# What you need to do
Using the listing below, report all lines holding the word "Thuận".
>> Begin Information provided
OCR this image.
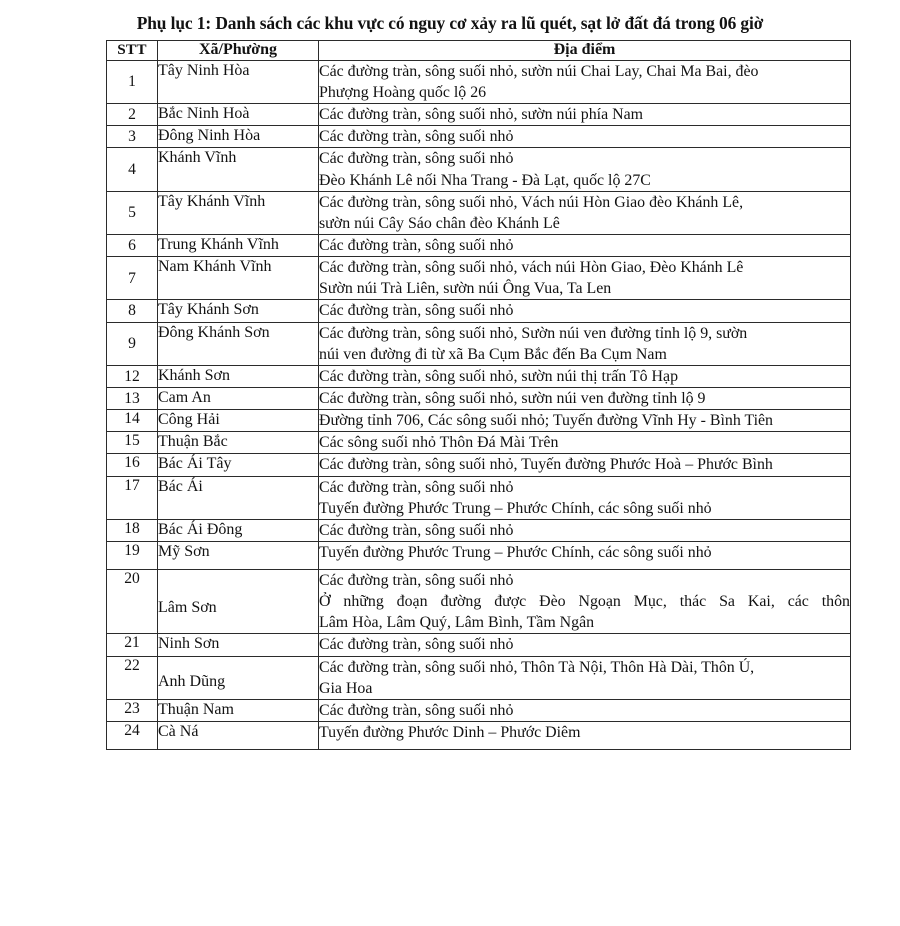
Phụ lục 1: Danh sách các khu vực có nguy cơ xảy ra lũ quét, sạt lở đất đá trong 06 giờ
STT	Xã/Phường	Địa điểm
1	Tây Ninh Hòa	Các đường tràn, sông suối nhỏ, sườn núi Chai Lay, Chai Ma Bai, đèo
Phượng Hoàng quốc lộ 26

2	Bắc Ninh Hoà	Các đường tràn, sông suối nhỏ, sườn núi phía Nam

3	Đông Ninh Hòa	Các đường tràn, sông suối nhỏ

4	Khánh Vĩnh	Các đường tràn, sông suối nhỏ
Đèo Khánh Lê nối Nha Trang - Đà Lạt, quốc lộ 27C

5	Tây Khánh Vĩnh	Các đường tràn, sông suối nhỏ, Vách núi Hòn Giao đèo Khánh Lê,
sườn núi Cây Sáo chân đèo Khánh Lê

6	Trung Khánh Vĩnh	Các đường tràn, sông suối nhỏ

7	Nam Khánh Vĩnh	Các đường tràn, sông suối nhỏ, vách núi Hòn Giao, Đèo Khánh Lê
Sườn núi Trà Liên, sườn núi Ông Vua, Ta Len

8	Tây Khánh Sơn	Các đường tràn, sông suối nhỏ

9	Đông Khánh Sơn	Các đường tràn, sông suối nhỏ, Sườn núi ven đường tỉnh lộ 9, sườn
núi ven đường đi từ xã Ba Cụm Bắc đến Ba Cụm Nam

12	Khánh Sơn	Các đường tràn, sông suối nhỏ, sườn núi thị trấn Tô Hạp

13	Cam An	Các đường tràn, sông suối nhỏ, sườn núi ven đường tỉnh lộ 9

14	Công Hải	Đường tỉnh 706, Các sông suối nhỏ; Tuyến đường Vĩnh Hy - Bình Tiên

15	Thuận Bắc	Các sông suối nhỏ Thôn Đá Mài Trên

16	Bác Ái Tây	Các đường tràn, sông suối nhỏ, Tuyến đường Phước Hoà – Phước Bình

17	Bác Ái	Các đường tràn, sông suối nhỏ
Tuyến đường Phước Trung – Phước Chính, các sông suối nhỏ

18	Bác Ái Đông	Các đường tràn, sông suối nhỏ

19	Mỹ Sơn	Tuyến đường Phước Trung – Phước Chính, các sông suối nhỏ

20	Lâm Sơn	Các đường tràn, sông suối nhỏ
Ở những đoạn đường được Đèo Ngoạn Mục, thác Sa Kai, các thôn
Lâm Hòa, Lâm Quý, Lâm Bình, Tầm Ngân

21	Ninh Sơn	Các đường tràn, sông suối nhỏ

22	Anh Dũng	Các đường tràn, sông suối nhỏ, Thôn Tà Nội, Thôn Hà Dài, Thôn Ú,
Gia Hoa

23	Thuận Nam	Các đường tràn, sông suối nhỏ

24	Cà Ná	Tuyến đường Phước Dinh – Phước Diêm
>> End Information provided
# Task solution
15	Thuận Bắc	Các sông suối nhỏ Thôn Đá Mài Trên
23	Thuận Nam	Các đường tràn, sông suối nhỏ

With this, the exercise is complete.